**DATASET ROWS:**

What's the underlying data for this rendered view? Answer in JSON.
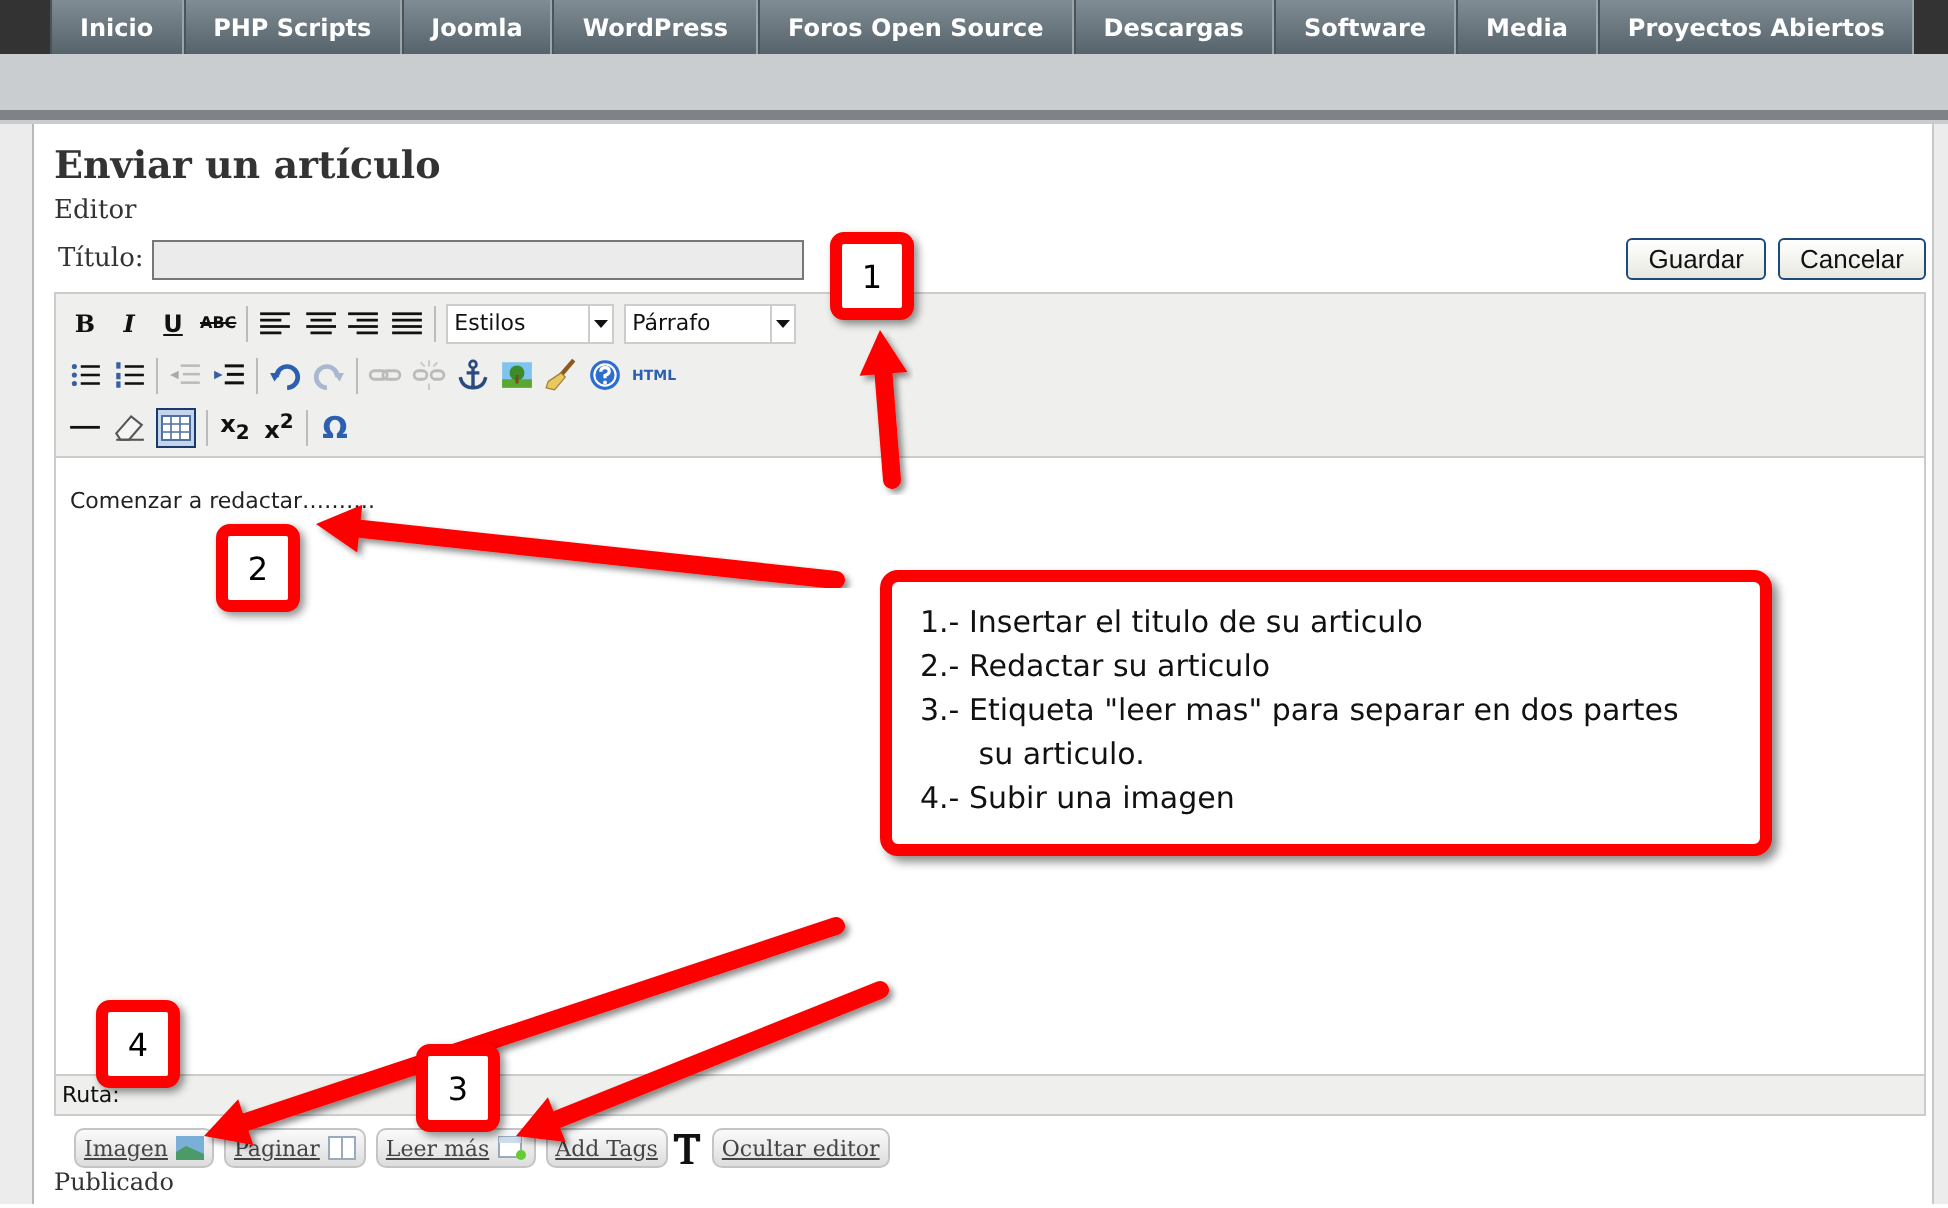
{
  "nav": [
    {
      "label": "Inicio",
      "selected": false
    },
    {
      "label": "PHP Scripts",
      "selected": false
    },
    {
      "label": "Joomla",
      "selected": false
    },
    {
      "label": "WordPress",
      "selected": false
    },
    {
      "label": "Foros Open Source",
      "selected": false
    },
    {
      "label": "Descargas",
      "selected": false
    },
    {
      "label": "Software",
      "selected": false
    },
    {
      "label": "Media",
      "selected": false
    },
    {
      "label": "Proyectos Abiertos",
      "selected": false
    }
  ],
  "page_title": "Enviar un artículo",
  "section_label": "Editor",
  "title_field": {
    "label": "Título:"
  },
  "actions": [
    "Guardar",
    "Cancelar"
  ],
  "toolbar": {
    "glyphs": [
      "B",
      "I",
      "U",
      "ABC",
      "HTML",
      "x$_{2}$",
      "x$^{2}$",
      "Ω"
    ],
    "styles_select": "Estilos",
    "format_select": "Párrafo"
  },
  "editor_text": "Comenzar a redactar……….",
  "status_path": "Ruta:",
  "bottom_buttons": [
    "Imagen",
    "Paginar",
    "Leer más",
    "Add Tags",
    "Ocultar editor"
  ],
  "footer_text": "Publicado",
  "callouts": [
    "1",
    "2",
    "3",
    "4"
  ],
  "instructions": [
    "1.- Insertar el titulo de su articulo",
    "2.- Redactar su articulo",
    "3.- Etiqueta \"leer mas\" para separar en dos partes su articulo.",
    "4.- Subir una imagen"
  ]
}
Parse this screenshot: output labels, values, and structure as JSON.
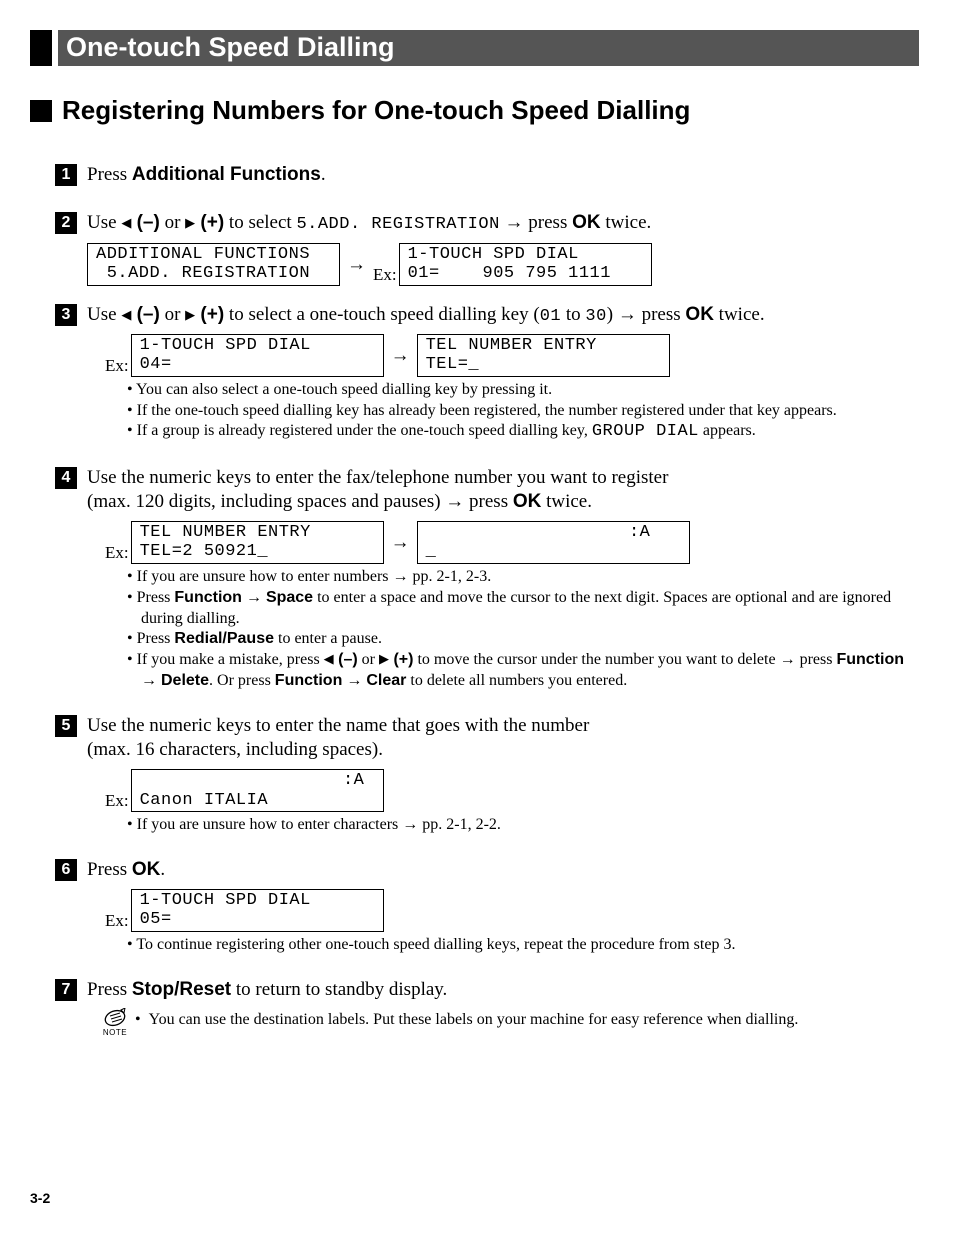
{
  "title": "One-touch Speed Dialling",
  "subtitle": "Registering Numbers for One-touch Speed Dialling",
  "steps": {
    "s1": {
      "text_a": "Press ",
      "text_b": "Additional Functions",
      "text_c": "."
    },
    "s2": {
      "intro_a": "Use ",
      "intro_minus": " (–)",
      "intro_or": " or ",
      "intro_plus": " (+)",
      "intro_b": " to select ",
      "intro_code": "5.ADD. REGISTRATION",
      "intro_c": " → press ",
      "intro_ok": "OK",
      "intro_d": " twice.",
      "lcd1": "ADDITIONAL FUNCTIONS\n 5.ADD. REGISTRATION",
      "lcd2": "1-TOUCH SPD DIAL\n01=    905 795 1111",
      "ex": "Ex:"
    },
    "s3": {
      "intro_a": "Use ",
      "intro_minus": " (–)",
      "intro_or": " or ",
      "intro_plus": " (+)",
      "intro_b": " to select a one-touch speed dialling key (",
      "intro_code1": "01",
      "intro_to": " to ",
      "intro_code2": "30",
      "intro_c": ") → press ",
      "intro_ok": "OK",
      "intro_d": " twice.",
      "lcd1": "1-TOUCH SPD DIAL\n04=",
      "lcd2": "TEL NUMBER ENTRY\nTEL=_",
      "ex": "Ex:",
      "b1": "You can also select a one-touch speed dialling key by pressing it.",
      "b2": "If the one-touch speed dialling key has already been registered, the number registered under that key appears.",
      "b3a": "If a group is already registered under the one-touch speed dialling key, ",
      "b3code": "GROUP DIAL",
      "b3b": " appears."
    },
    "s4": {
      "intro_a": "Use the numeric keys to enter the fax/telephone number you want to register",
      "intro_b": "(max. 120 digits, including spaces and pauses) → press ",
      "intro_ok": "OK",
      "intro_c": " twice.",
      "lcd1": "TEL NUMBER ENTRY\nTEL=2 50921_",
      "lcd2": "                   :A\n_",
      "ex": "Ex:",
      "b1": "If you are unsure how to enter numbers → pp. 2-1, 2-3.",
      "b2a": "Press ",
      "b2fn": "Function",
      "b2arrow": " → ",
      "b2sp": "Space",
      "b2b": " to enter a space and move the cursor to the next digit. Spaces are optional and are ignored during dialling.",
      "b3a": "Press ",
      "b3rp": "Redial/Pause",
      "b3b": " to enter a pause.",
      "b4a": "If you make a mistake, press ",
      "b4minus": " (–)",
      "b4or": " or ",
      "b4plus": " (+)",
      "b4b": " to move the cursor under the number you want to delete → press ",
      "b4fn": "Function",
      "b4arr2": " → ",
      "b4del": "Delete",
      "b4c": ". Or press ",
      "b4fn2": "Function",
      "b4arr3": " → ",
      "b4clr": "Clear",
      "b4d": " to delete all numbers you entered."
    },
    "s5": {
      "intro_a": "Use the numeric keys to enter the name that goes with the number",
      "intro_b": "(max. 16 characters, including spaces).",
      "lcd1": "                   :A\nCanon ITALIA",
      "ex": "Ex:",
      "b1": "If you are unsure how to enter characters → pp. 2-1, 2-2."
    },
    "s6": {
      "intro_a": "Press ",
      "intro_ok": "OK",
      "intro_b": ".",
      "lcd1": "1-TOUCH SPD DIAL\n05=",
      "ex": "Ex:",
      "b1": "To continue registering other one-touch speed dialling keys, repeat the procedure from step 3."
    },
    "s7": {
      "intro_a": "Press ",
      "intro_sr": "Stop/Reset",
      "intro_b": " to return to standby display.",
      "note": "You can use the destination labels. Put these labels on your machine for easy reference when dialling.",
      "note_label": "NOTE"
    }
  },
  "page_num": "3-2"
}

**TASK OBJECTIVE:** Write only the number of lines that include "keys".

**ANSWER TO THE EXERCISE:** 3